_Exercise directions_. Extract from the listing each line in which the word "extension" appears.

(Records)
• • • •
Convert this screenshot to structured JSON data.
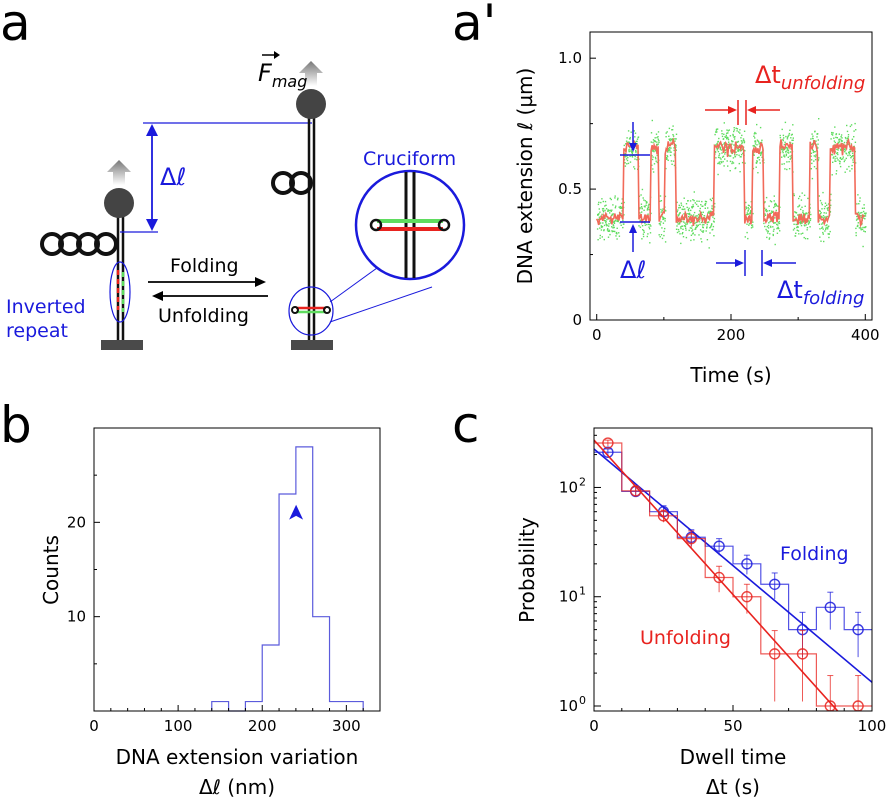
{
  "panels": {
    "a": {
      "label": "a",
      "force": "F",
      "force_sub": "mag",
      "delta_l": "Δℓ",
      "cruciform": "Cruciform",
      "folding": "Folding",
      "unfolding": "Unfolding",
      "inverted_1": "Inverted",
      "inverted_2": "repeat"
    },
    "a_prime": {
      "label": "a'",
      "dt_unfold": "Δt",
      "dt_unfold_sub": "unfolding",
      "dt_fold": "Δt",
      "dt_fold_sub": "folding",
      "delta_l": "Δℓ"
    },
    "b": {
      "label": "b",
      "arrowhead": "➤"
    },
    "c": {
      "label": "c",
      "folding": "Folding",
      "unfolding": "Unfolding"
    }
  },
  "colors": {
    "blue": "#1a1adc",
    "red": "#e8231f",
    "green": "#5fdc5f",
    "black": "#000000"
  },
  "chart_data": [
    {
      "type": "scatter",
      "panel": "a'",
      "xlabel": "Time (s)",
      "ylabel": "DNA extension ℓ (µm)",
      "xlim": [
        -10,
        410
      ],
      "ylim": [
        0,
        1.1
      ],
      "xticks": [
        0,
        200,
        400
      ],
      "yticks": [
        0,
        0.5,
        1.0
      ],
      "ytick_labels": [
        "0",
        "0.5",
        "1.0"
      ],
      "states": {
        "low": 0.39,
        "high": 0.66
      },
      "segments": [
        {
          "t0": 0,
          "t1": 40,
          "state": "low"
        },
        {
          "t0": 40,
          "t1": 62,
          "state": "high"
        },
        {
          "t0": 62,
          "t1": 80,
          "state": "low"
        },
        {
          "t0": 80,
          "t1": 92,
          "state": "high"
        },
        {
          "t0": 92,
          "t1": 102,
          "state": "low"
        },
        {
          "t0": 102,
          "t1": 118,
          "state": "high"
        },
        {
          "t0": 118,
          "t1": 175,
          "state": "low"
        },
        {
          "t0": 175,
          "t1": 220,
          "state": "high"
        },
        {
          "t0": 220,
          "t1": 232,
          "state": "low"
        },
        {
          "t0": 232,
          "t1": 248,
          "state": "high"
        },
        {
          "t0": 248,
          "t1": 272,
          "state": "low"
        },
        {
          "t0": 272,
          "t1": 292,
          "state": "high"
        },
        {
          "t0": 292,
          "t1": 318,
          "state": "low"
        },
        {
          "t0": 318,
          "t1": 330,
          "state": "high"
        },
        {
          "t0": 330,
          "t1": 348,
          "state": "low"
        },
        {
          "t0": 348,
          "t1": 385,
          "state": "high"
        },
        {
          "t0": 385,
          "t1": 400,
          "state": "low"
        }
      ]
    },
    {
      "type": "bar",
      "panel": "b",
      "xlabel": "DNA extension variation",
      "xlabel2": "Δℓ (nm)",
      "ylabel": "Counts",
      "xlim": [
        0,
        340
      ],
      "ylim": [
        0,
        30
      ],
      "xticks": [
        0,
        100,
        200,
        300
      ],
      "yticks": [
        10,
        20
      ],
      "bin_edges": [
        140,
        160,
        180,
        200,
        220,
        240,
        260,
        280,
        300,
        320
      ],
      "counts": [
        1,
        0,
        1,
        7,
        23,
        28,
        10,
        1,
        1
      ],
      "arrow_at": [
        240,
        21
      ]
    },
    {
      "type": "line",
      "panel": "c",
      "xlabel": "Dwell time",
      "xlabel2": "Δt (s)",
      "ylabel": "Probability",
      "yscale": "log",
      "xlim": [
        0,
        100
      ],
      "ylim": [
        0.9,
        350
      ],
      "xticks": [
        0,
        50,
        100
      ],
      "yticks": [
        1,
        10,
        100
      ],
      "series": [
        {
          "name": "Folding",
          "color": "#1a1adc",
          "x": [
            5,
            15,
            25,
            35,
            45,
            55,
            65,
            75,
            85,
            95
          ],
          "y": [
            210,
            92,
            60,
            35,
            29,
            20,
            13,
            5,
            8,
            5
          ],
          "err": [
            15,
            10,
            8,
            6,
            5,
            4,
            3.5,
            2.2,
            3,
            2.2
          ],
          "fit": {
            "x": [
              0,
              100
            ],
            "y": [
              225,
              1.65
            ]
          }
        },
        {
          "name": "Unfolding",
          "color": "#e8231f",
          "x": [
            5,
            15,
            25,
            35,
            45,
            55,
            65,
            75,
            85,
            95
          ],
          "y": [
            255,
            93,
            55,
            34,
            15,
            10,
            3,
            3,
            1,
            1
          ],
          "err": [
            16,
            10,
            7,
            6,
            4,
            3,
            1.9,
            1.9,
            0.9,
            0.9
          ],
          "fit": {
            "x": [
              -3,
              88
            ],
            "y": [
              330,
              0.88
            ]
          }
        }
      ]
    }
  ]
}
• • • •
_Response for this exercise_.
      "ylabel": "DNA extension ℓ (µm)",
      "xlabel": "DNA extension variation",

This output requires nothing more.